Gather from the material every line that contains the string "object".

◆ Excerpts from a figure dataset:
--- start ---

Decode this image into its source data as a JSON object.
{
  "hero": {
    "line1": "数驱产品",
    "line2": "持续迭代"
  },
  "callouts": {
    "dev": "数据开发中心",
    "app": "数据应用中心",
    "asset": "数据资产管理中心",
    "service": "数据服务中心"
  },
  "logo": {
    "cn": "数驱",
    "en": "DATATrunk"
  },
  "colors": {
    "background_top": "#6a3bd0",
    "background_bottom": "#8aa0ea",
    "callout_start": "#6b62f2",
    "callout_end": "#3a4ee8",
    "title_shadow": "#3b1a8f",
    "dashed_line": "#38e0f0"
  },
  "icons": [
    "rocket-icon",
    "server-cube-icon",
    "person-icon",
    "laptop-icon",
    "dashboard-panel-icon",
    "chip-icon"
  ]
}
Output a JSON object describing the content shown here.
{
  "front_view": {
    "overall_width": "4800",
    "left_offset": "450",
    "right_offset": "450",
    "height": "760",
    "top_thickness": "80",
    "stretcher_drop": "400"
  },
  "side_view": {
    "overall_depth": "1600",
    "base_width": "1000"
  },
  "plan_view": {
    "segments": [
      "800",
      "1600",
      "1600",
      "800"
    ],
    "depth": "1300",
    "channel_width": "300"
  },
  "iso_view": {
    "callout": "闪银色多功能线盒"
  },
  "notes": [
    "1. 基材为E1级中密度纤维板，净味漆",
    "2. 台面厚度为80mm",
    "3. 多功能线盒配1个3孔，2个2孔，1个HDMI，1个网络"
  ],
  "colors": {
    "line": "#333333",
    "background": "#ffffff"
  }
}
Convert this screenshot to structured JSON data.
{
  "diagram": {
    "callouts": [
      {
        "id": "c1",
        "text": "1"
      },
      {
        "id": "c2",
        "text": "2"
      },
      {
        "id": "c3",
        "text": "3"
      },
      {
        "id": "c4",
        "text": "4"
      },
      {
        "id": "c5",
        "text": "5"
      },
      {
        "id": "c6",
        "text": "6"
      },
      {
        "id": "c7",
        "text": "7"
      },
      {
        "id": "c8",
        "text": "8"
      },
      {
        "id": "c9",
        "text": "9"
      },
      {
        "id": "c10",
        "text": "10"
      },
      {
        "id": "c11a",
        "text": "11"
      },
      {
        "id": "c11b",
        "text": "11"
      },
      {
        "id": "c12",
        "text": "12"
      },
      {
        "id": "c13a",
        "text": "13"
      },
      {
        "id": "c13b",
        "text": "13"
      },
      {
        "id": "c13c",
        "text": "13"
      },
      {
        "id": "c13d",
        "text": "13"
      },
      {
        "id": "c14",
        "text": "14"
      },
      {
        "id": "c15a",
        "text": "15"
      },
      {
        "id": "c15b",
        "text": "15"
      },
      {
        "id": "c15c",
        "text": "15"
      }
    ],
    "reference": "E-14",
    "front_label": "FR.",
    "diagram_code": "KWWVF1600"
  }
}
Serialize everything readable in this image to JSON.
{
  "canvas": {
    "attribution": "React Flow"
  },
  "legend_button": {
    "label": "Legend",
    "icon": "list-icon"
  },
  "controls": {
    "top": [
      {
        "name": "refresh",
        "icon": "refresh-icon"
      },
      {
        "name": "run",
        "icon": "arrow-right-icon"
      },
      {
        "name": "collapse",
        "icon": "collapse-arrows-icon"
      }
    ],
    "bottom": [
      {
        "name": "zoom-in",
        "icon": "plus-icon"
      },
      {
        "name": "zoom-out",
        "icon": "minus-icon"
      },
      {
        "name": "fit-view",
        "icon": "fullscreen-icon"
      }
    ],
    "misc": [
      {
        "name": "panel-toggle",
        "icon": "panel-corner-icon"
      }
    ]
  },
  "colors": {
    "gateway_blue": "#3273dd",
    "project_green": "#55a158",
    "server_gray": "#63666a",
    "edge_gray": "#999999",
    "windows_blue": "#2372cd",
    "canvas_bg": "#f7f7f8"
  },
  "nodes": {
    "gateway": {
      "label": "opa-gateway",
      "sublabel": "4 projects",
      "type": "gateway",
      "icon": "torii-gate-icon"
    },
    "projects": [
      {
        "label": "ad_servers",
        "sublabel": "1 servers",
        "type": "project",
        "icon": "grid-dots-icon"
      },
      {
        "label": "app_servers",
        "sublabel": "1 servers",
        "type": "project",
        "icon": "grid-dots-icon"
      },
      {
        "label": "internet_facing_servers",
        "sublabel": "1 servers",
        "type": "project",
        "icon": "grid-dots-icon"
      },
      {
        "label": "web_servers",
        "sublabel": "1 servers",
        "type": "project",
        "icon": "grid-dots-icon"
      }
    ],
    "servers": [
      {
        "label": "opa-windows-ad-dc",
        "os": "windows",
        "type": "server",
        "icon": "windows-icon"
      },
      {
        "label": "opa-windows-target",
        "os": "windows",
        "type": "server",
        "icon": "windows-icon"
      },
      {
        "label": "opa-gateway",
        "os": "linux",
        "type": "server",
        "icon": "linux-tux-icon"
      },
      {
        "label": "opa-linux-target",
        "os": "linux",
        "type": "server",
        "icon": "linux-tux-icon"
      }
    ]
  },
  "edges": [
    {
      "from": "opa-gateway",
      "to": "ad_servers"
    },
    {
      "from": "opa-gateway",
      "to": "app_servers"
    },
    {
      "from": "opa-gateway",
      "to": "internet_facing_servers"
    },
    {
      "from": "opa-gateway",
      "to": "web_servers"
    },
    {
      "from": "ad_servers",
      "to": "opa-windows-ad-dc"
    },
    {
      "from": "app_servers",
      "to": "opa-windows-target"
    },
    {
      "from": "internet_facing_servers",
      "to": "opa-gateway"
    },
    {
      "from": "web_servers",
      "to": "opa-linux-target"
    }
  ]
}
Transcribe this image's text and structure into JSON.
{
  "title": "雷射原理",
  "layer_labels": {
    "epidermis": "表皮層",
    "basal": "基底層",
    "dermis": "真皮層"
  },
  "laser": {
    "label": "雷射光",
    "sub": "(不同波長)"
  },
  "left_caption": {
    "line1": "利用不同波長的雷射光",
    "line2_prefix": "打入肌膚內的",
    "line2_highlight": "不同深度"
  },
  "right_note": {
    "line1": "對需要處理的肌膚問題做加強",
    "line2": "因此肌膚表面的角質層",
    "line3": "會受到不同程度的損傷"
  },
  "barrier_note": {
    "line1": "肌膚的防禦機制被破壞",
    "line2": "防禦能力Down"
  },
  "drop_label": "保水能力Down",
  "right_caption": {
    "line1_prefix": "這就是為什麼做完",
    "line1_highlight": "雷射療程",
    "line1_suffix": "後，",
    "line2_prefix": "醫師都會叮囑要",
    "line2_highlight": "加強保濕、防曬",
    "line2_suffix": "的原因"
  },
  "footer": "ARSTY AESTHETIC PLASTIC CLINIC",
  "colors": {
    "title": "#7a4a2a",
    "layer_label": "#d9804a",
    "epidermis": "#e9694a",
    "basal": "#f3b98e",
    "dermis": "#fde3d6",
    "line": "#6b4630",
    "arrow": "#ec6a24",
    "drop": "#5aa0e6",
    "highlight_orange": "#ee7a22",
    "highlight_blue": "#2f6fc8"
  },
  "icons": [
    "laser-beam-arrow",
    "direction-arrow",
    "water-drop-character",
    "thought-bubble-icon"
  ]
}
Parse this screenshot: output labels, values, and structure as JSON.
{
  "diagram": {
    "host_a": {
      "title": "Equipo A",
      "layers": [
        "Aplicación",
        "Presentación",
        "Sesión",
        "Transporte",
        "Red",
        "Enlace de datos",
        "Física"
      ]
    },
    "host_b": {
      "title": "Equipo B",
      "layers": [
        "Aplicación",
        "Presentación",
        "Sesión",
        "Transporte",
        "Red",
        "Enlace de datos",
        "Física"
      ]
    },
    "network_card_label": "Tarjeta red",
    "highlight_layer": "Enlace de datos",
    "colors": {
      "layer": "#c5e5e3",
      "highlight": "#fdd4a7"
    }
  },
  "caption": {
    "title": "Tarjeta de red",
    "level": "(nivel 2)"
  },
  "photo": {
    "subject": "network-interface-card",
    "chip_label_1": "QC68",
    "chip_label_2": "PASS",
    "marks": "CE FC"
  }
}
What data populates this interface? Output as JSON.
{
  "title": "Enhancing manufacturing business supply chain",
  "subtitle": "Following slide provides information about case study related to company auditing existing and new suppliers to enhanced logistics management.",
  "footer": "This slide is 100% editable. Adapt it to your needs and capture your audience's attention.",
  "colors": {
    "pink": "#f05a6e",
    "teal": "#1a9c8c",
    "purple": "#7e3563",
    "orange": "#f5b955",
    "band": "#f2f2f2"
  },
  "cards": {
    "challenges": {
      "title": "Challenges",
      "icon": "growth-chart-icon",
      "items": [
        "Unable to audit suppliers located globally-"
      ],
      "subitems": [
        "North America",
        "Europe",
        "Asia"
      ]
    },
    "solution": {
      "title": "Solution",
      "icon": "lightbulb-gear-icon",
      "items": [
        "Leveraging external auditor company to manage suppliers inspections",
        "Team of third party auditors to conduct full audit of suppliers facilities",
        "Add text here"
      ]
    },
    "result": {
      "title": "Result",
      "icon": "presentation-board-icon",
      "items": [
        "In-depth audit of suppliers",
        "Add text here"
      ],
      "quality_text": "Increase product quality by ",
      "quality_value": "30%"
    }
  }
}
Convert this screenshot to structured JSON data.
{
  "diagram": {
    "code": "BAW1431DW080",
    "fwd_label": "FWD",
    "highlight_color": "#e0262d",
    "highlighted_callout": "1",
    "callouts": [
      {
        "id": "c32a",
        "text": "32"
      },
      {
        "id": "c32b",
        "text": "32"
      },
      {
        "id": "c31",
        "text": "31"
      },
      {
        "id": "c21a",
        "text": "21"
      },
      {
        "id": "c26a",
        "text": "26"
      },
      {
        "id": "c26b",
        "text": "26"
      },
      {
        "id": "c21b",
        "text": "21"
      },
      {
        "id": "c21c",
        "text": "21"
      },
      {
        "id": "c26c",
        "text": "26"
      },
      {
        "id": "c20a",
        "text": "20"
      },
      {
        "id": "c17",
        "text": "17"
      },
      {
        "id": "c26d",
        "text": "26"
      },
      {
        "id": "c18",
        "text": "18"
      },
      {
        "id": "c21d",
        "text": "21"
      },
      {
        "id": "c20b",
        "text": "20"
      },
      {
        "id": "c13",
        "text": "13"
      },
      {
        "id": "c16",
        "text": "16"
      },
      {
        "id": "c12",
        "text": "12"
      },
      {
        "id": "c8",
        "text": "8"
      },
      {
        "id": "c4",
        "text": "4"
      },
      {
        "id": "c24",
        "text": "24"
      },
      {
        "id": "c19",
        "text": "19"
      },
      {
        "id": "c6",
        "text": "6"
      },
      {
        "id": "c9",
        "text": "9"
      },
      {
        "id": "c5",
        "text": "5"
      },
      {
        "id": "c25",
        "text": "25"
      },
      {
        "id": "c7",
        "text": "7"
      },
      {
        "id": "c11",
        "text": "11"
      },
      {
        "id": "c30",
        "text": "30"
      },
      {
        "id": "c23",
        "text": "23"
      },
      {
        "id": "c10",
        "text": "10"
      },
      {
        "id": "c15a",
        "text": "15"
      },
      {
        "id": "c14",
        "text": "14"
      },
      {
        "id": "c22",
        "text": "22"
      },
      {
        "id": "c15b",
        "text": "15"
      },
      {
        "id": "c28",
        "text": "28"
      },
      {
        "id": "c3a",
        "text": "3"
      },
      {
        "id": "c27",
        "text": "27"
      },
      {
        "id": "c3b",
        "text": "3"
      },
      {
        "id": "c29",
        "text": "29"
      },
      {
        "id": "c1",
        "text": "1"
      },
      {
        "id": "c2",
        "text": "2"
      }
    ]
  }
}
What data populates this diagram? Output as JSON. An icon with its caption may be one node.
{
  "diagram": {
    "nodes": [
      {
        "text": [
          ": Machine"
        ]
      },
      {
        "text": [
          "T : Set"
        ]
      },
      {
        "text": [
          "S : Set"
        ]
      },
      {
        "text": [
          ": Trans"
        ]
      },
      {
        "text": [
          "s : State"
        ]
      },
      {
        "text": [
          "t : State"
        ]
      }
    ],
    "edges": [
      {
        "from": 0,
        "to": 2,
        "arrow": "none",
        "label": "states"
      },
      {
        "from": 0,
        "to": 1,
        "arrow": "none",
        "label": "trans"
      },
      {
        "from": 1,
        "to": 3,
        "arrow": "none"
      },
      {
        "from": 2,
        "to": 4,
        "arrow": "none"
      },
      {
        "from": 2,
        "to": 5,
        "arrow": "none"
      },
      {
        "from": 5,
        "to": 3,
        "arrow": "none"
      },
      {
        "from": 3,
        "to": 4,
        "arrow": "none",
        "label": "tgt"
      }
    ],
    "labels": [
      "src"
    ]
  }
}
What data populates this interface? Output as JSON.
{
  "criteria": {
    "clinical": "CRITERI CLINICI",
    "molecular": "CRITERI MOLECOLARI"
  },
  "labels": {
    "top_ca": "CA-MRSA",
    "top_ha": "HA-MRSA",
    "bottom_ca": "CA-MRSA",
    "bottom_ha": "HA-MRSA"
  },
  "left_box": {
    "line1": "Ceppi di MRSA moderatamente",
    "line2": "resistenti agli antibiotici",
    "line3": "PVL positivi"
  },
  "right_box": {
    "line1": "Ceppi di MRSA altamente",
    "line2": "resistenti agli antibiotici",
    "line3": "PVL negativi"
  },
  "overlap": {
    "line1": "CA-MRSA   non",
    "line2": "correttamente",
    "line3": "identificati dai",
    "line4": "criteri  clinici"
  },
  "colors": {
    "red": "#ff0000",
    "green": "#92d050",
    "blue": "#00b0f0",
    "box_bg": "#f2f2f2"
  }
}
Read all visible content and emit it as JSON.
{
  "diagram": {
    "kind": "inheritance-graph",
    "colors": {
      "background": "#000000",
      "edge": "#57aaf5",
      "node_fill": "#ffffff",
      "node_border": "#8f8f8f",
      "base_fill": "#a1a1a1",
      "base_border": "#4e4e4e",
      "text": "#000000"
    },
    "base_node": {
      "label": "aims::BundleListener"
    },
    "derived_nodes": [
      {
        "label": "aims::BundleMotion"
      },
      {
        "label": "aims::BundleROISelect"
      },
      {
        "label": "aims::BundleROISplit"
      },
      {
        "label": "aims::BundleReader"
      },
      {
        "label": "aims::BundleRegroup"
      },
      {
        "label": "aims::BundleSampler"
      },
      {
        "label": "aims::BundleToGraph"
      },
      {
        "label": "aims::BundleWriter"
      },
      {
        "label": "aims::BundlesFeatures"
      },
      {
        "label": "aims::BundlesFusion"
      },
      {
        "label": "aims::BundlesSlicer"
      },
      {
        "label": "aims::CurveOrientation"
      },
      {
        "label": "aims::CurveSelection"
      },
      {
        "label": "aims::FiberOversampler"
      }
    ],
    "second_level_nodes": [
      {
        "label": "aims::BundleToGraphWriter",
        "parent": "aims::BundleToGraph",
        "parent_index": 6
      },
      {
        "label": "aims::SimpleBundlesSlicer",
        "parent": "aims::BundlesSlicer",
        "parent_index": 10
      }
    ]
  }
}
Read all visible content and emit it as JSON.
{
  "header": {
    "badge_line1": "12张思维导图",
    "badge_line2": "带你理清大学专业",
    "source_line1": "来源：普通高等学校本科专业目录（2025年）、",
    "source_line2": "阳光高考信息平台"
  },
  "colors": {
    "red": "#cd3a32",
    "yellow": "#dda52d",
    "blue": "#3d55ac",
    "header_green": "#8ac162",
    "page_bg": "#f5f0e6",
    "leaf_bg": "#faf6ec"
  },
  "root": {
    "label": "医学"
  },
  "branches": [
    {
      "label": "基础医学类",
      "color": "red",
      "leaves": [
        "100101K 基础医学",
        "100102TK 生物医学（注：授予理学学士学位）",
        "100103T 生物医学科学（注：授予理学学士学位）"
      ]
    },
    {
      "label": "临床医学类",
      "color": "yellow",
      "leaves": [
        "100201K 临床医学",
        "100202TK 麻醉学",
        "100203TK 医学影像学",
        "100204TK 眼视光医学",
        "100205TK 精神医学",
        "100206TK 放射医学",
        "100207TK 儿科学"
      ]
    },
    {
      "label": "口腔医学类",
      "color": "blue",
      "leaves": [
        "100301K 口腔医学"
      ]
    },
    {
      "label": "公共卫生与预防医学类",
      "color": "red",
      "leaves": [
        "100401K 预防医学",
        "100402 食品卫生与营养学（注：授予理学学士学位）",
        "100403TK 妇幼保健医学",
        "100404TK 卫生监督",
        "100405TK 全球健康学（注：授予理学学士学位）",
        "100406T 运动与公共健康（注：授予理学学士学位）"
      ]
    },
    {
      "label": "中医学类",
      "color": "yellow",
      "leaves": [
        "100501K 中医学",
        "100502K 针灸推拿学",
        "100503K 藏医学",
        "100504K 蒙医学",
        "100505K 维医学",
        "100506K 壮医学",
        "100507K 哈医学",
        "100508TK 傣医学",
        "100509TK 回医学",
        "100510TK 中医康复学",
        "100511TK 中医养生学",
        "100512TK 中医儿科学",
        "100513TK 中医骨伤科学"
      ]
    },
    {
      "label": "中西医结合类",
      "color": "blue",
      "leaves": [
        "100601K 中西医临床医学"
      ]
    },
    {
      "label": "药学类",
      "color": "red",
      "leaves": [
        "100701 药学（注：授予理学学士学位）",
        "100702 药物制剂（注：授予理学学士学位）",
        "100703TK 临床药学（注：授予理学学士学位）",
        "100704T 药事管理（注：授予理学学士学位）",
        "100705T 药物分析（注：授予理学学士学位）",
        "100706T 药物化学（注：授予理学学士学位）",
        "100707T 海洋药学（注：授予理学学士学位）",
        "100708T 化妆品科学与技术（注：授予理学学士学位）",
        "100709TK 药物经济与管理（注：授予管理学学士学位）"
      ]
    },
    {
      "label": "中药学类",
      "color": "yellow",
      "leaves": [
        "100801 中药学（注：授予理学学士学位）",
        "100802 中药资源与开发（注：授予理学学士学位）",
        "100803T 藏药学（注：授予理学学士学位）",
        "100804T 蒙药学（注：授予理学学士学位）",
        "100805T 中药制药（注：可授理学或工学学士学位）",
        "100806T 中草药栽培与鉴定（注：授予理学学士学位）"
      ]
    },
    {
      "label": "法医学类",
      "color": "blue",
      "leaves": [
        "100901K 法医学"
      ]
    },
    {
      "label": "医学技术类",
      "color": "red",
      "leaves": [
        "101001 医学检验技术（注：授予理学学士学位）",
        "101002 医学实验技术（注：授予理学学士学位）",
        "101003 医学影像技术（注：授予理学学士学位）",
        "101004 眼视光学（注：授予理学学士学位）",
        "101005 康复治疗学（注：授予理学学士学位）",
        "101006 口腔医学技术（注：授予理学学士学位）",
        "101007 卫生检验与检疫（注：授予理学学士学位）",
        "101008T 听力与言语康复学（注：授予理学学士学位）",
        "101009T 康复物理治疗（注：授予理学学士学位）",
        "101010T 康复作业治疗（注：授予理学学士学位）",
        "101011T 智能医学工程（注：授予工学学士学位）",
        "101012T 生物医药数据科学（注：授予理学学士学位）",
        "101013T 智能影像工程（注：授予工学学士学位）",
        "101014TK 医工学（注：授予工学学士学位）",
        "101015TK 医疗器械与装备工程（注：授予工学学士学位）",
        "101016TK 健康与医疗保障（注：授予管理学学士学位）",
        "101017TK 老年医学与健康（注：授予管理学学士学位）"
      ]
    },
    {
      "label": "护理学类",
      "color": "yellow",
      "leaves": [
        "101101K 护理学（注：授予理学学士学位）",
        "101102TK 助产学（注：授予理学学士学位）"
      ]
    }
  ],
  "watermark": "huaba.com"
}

--- end ---

◆ Written solution:
Decode this image into its source data as a JSON object.
Output a JSON object describing the content shown here.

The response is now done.